Your task is to extract every entry that follows word for word while excluding the pictures.
══ Supplied entries ══
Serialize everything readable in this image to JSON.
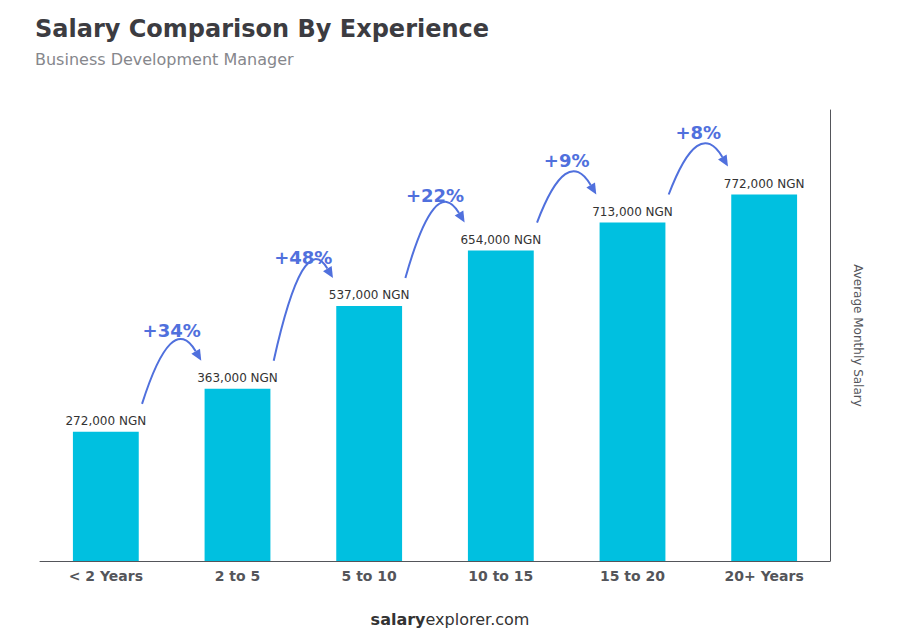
{
  "chart_data": {
    "type": "bar",
    "title": "Salary Comparison By Experience",
    "subtitle": "Business Development Manager",
    "categories": [
      "< 2 Years",
      "2 to 5",
      "5 to 10",
      "10 to 15",
      "15 to 20",
      "20+ Years"
    ],
    "values": [
      272000,
      363000,
      537000,
      654000,
      713000,
      772000
    ],
    "value_labels": [
      "272,000 NGN",
      "363,000 NGN",
      "537,000 NGN",
      "654,000 NGN",
      "713,000 NGN",
      "772,000 NGN"
    ],
    "data_labels": true,
    "annotations": [
      "+34%",
      "+48%",
      "+22%",
      "+9%",
      "+8%"
    ],
    "ylabel": "Average Monthly Salary",
    "footer": [
      "salary",
      "explorer.com"
    ],
    "color": "#00c0e0",
    "ylim": [
      0,
      950000
    ],
    "tick_labels": "x",
    "grid": false
  }
}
═══
Task answer:
Serialize everything readable in this image to JSON.
{
  "chart_data": {
    "type": "bar",
    "title": "Salary Comparison By Experience",
    "subtitle": "Business Development Manager",
    "categories": [
      "< 2 Years",
      "2 to 5",
      "5 to 10",
      "10 to 15",
      "15 to 20",
      "20+ Years"
    ],
    "values": [
      272000,
      363000,
      537000,
      654000,
      713000,
      772000
    ],
    "value_labels": [
      "272,000 NGN",
      "363,000 NGN",
      "537,000 NGN",
      "654,000 NGN",
      "713,000 NGN",
      "772,000 NGN"
    ],
    "data_labels": true,
    "annotations": [
      "+34%",
      "+48%",
      "+22%",
      "+9%",
      "+8%"
    ],
    "ylabel": "Average Monthly Salary",
    "footer": [
      "salary",
      "explorer.com"
    ],
    "color": "#00c0e0",
    "ylim": [
      0,
      950000
    ],
    "tick_labels": "x",
    "grid": false
  }
}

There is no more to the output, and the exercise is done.